(Page text)

Survey of Key Themes in Critical Theory: The Problem of Scientificity, The Problem of Rhetoric, Linguistic Turns, Cosmopolitanisms, Theory and Emancipation.
Survey of Key Critical Methodologies: Critique of Ideology, Post-Marxism, Psychoanalysis, Foucauldian Discourse Analysis, Critical Race Theory, Gender Theory, Science and Technology Studies, etc.

Grade Breakdown:
Attendance/Participation 15%
Co-facilitate Class Discussion 15%
Mid-Term Exam: 35%
Final Exam: 35%

Week One | August 28
Administrative Introduction, Personal Introductions.

Week Two | September 4
Introduction to Critical Theory: History, Themes, Problems
Oscar Wilde, "Soul of Man Under Socialism"

Week Three | September 11
*Nietzsche: Ecce Homo
Preface
Why I Am So Wise
Why I Am So Clever
Why I Am a Destiny (or Fatality)

Week Four | September 18
Marx on Commodity Fetishism, from Capital

Naomi Klein, No Logo, selection
One
Two

Week Five | September 25
Sigmund Freud, on the Psychotic Doctor Schreber (Handout)

Week Six | October 2
*Roland Barthes, Mythologies, Purchase Book

Week Seven | October 9
Carpenter (dir.), They Live, In-Class Screening
Hand in Take Home Mid-Term Exam

Week Eight | October 16
*Michel Foucault, Discipline and Punish, Purchase Book

Week Nine | October 23
*Michel Foucault, History of Sexuality, Purchase Book

Week Ten | October 30
*William Burroughs, "Immortality"

Week Eleven | November 6
*Valerie Solanas, "SCUM Manifesto"

Week Twelve | November 13
*Franz Fanon, Black Skin, White Masks, Purchase Book

Week Thirteen | November 20
*Carol Adams, “Preface” & “On Beastliness and Solidarity," Handout

Week Fourteen | November 27
*Judith Butler, Undoing Gender, Handout

Week Fifteen | December 4
*Donna Haraway, “A Manifesto for Cyborgs

Week Sixteen | December 11
Closing Remarks
Hand in Take Home Final Exam

Co-facilitating Discussions and Writing a Precis

One of the key assignments for our course will be your co-facilitation of class discussion of an assigned text. This assignment also requires that you generate a précis of the text you are taking responsibility for. This precis should provide a point of departure for your contribution to the discussion in class, and you will also hand it in to me at the end of the session.

(End Page text)
(Material provided)

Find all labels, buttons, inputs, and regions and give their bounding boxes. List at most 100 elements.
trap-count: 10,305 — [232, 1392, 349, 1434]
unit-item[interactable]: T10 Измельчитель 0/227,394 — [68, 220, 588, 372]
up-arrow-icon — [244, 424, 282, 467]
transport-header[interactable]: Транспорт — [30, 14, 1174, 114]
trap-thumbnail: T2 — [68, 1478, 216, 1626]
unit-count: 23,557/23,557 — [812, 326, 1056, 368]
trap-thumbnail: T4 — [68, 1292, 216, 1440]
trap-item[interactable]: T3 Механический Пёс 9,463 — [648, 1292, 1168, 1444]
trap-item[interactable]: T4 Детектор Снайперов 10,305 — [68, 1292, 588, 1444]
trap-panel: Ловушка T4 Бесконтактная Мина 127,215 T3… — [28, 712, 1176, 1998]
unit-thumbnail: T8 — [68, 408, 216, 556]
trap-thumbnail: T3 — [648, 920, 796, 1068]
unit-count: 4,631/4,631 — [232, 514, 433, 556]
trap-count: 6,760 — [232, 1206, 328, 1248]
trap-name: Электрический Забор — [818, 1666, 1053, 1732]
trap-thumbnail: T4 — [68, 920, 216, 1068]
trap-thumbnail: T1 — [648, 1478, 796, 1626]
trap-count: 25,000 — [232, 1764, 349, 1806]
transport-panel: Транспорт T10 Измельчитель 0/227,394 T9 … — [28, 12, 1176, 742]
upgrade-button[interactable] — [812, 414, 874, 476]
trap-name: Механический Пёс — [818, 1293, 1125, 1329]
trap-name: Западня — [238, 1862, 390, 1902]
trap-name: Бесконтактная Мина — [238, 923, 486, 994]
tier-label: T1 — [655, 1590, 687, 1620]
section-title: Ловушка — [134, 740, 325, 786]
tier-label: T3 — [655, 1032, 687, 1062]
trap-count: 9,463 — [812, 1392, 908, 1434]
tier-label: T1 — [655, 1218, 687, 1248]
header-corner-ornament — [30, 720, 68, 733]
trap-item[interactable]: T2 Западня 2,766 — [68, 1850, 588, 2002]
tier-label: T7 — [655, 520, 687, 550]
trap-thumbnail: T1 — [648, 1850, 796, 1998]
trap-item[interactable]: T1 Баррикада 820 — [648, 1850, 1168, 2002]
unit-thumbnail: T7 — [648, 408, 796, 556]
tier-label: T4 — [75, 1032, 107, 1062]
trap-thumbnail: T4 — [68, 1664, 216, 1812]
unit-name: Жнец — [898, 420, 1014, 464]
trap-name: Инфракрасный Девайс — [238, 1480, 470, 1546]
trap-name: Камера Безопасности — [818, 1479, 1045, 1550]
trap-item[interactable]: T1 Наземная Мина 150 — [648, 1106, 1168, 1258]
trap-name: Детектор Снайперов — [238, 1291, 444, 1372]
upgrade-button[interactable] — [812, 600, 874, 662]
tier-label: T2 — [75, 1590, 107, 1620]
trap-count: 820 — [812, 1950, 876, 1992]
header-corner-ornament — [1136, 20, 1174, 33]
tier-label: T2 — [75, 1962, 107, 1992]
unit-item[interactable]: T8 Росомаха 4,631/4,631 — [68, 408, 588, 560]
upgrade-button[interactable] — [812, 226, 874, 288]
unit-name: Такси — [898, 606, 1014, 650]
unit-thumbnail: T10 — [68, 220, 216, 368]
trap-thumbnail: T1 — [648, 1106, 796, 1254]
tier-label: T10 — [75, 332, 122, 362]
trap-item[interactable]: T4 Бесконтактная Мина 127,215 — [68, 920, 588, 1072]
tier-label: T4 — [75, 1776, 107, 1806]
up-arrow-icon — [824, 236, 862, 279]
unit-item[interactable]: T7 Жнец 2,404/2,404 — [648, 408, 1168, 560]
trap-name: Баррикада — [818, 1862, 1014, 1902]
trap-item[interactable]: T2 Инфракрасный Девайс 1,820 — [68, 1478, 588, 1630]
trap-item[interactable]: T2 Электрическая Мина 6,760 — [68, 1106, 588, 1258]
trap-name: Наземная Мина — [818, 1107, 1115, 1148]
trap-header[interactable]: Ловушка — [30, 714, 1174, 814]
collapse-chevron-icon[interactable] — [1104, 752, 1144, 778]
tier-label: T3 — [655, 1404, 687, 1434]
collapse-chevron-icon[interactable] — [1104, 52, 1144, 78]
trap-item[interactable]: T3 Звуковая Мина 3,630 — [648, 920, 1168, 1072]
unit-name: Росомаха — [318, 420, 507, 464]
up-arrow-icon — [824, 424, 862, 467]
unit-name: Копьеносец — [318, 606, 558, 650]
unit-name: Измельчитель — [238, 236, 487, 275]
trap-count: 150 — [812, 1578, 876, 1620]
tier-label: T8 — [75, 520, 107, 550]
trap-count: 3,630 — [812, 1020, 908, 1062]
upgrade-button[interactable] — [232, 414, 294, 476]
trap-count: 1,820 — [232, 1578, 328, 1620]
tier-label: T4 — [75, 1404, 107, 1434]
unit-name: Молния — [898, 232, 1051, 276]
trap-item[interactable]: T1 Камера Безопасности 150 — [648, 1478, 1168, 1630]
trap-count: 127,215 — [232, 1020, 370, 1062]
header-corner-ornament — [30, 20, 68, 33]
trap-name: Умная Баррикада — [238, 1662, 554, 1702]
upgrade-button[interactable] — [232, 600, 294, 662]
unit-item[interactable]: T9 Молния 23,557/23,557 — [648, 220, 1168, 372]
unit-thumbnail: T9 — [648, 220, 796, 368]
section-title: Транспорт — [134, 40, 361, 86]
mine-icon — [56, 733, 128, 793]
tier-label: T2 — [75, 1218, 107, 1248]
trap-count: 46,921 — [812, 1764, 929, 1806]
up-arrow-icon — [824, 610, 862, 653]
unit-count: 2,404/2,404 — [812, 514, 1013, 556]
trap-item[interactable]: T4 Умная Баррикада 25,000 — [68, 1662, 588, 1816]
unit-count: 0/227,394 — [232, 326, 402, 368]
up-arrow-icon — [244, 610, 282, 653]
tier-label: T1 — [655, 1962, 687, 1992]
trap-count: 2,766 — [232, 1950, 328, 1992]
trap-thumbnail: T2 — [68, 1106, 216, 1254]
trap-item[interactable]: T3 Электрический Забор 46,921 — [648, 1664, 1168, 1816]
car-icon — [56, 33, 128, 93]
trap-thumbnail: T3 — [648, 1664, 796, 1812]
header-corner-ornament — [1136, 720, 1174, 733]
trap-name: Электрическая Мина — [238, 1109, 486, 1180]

(End Material provided)

▶ [What is being asked]: Continue the critical theory course syllabus from the end of its final paragraph on co-facilitating discussion and writing a précis. The items are unrelated to the critical theory course syllabus and stand as separate material.

▶ [Exercise response]:
Think of this precis as a basic paraphrase of the argumentative content of a text.

Here is a broad and informal guide for a precis, consisting of question you should ask of a text as you are reading it, and again after you have finished reading it. Don't treat this as an ironclad template, but as a rough approach to producing a precis -- knowing that a truly fine and useful précis need not necessarily satisfy all of these interventions.

A precis should try to answer fairly basic questions such as:

1. What is the basic gist of the argument?
2. To what audience is it pitched primarily? Does it anticipate and respond to possible objections?
3. What do you think are the argument's stakes in general? To what end is the argument made?
a. To call assumptions into question?
b. To change convictions?
c. To alter conduct?
d. To find acceptable compromises between contending positions?

4. Does it have an explicit thesis? If not, could you provide one in your own words for it?
5. What are the reasons and evidence offered up in the argument to support what you take to be its primary end? What crucial or questionable warrants (unstated assumptions the argument takes to be shared by its audience, often general attitudes of a political, moral, social, cultural nature) does the argument seem to depend on? Are any of these reasons, evidences, or warrants questionable in your view? Do they support one another or introduce tensions under closer scrutiny?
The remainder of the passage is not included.